-- AIM OF THE TASK --
Continue the forum thread about replacing the steering cable on a Honda HSS1332A snow blower, picking up from the point where it stops.

# Steering Cable Honda HSS1332A



## hubilado (Jan 19, 2016)

I've recently acquired a Honda HSS1332A snow blower and promptly backed it into a wall and broke a steering lever. I got a replacement part and thought (since I've worked on my motorbikes for years) that I could simply replace the handle/perch assembly (it comes as a unit) and be back in business in no time....well, not so fast as it seems. I've not been able to see how to disassemble the cable from the perch and have taken my time because the entire assembly is made of plastic and I don't want to put too much pressure on the cable/perch end and make matters worse. I've checked the owners and shop manuals without any luck. Anybody have a clue how to do this....?




























Edit.. after looking at the way the cable attaches to the machine housing, I'm now thinking I need to take the cable loose there releasing the tension so I can remove the other end from the broken lever at the perch...this making more sense?


----------



## SnowG (Dec 5, 2014)

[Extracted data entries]

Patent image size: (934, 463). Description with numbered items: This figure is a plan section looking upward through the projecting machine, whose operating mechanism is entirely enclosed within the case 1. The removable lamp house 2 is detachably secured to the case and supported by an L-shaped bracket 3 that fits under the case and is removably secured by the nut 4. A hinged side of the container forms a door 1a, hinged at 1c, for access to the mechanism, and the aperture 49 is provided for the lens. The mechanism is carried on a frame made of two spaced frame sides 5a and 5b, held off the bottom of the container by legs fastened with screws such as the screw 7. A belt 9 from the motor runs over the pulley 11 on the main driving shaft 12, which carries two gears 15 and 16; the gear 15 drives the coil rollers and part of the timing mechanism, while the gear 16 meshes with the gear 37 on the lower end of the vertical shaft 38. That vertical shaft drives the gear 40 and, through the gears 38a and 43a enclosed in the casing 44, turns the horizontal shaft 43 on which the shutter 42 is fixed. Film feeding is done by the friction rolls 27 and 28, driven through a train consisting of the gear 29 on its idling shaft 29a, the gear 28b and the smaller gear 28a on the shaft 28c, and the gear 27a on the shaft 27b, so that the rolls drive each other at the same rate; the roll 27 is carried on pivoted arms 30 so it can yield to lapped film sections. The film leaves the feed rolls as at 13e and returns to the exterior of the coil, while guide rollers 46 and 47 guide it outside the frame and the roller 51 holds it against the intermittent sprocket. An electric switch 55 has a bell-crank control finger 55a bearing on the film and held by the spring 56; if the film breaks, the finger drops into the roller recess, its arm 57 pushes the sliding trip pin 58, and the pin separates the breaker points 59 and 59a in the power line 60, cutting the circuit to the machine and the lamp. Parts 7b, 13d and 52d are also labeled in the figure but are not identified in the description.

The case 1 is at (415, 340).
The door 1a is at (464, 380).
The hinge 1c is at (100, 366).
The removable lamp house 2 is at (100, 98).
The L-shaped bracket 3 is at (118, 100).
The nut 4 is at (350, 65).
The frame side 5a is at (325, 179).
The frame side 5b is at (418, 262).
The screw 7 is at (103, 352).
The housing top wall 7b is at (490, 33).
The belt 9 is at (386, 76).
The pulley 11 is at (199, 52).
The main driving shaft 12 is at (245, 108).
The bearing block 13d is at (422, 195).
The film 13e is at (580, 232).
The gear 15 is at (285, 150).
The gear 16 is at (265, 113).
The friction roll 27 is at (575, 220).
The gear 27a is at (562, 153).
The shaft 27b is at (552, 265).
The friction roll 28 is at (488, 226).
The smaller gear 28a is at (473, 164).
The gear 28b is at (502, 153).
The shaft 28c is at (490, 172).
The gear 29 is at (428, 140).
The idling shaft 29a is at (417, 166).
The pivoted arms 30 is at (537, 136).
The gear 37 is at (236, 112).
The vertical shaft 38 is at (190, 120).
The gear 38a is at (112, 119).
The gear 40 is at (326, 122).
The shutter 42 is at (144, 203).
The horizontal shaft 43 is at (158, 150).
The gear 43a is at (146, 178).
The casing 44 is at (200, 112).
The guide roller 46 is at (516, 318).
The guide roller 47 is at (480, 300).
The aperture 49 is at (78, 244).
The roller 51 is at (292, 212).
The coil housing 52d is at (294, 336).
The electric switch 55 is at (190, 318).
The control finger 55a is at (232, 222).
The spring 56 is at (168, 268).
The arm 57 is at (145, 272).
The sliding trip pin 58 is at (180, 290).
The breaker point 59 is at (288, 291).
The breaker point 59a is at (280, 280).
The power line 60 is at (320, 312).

-- SOLVED PROBLEM --
If you look inside the replacement part hole, do you see any clues as to how the cable attaches to the handle assembly?


----------



## hubilado (Jan 19, 2016)

SnowG said:


> If you look inside the hole, do you see any clues as to how the cable attaches to the handle assembly?


Yes, it's a typical baton end that one commonly sees with cables. The problem is that it's not possible to release the cable tension at the perch to remove the baton OR, at least, I've not been able to figure out how to without breaking the hub pictured above.

That's why I now suspect that I need to take the cable loose from the other end to relieve the tension.....but just not sure. 

I love Honda, but at least in my frame of reference this is strange.


----------



## [email protected] (Nov 21, 2011)

hubilado said:


> Edit.. after looking at the way the cable attaches to the machine housing, I'm now thinking I need to take the cable loose there releasing the tension so I can remove the other end from the broken lever at the perch...this making more sense?


I had a good discussion of this with our tech guy who's in the process of finalizing the shop manual. He's getting me some images/CAD art that will explain the details

The short version is to loosen the two lock nuts where the cable passes through the frame; there's a slot in the frame for the narrow, inner part of the cable to drop down, which will then allow enough slack in the outer jacket to let you disconnect the crimped ball at the lever end of the cable. 

Stand by, hope to have the images in a couple of hours.


----------



## hubilado (Jan 19, 2016)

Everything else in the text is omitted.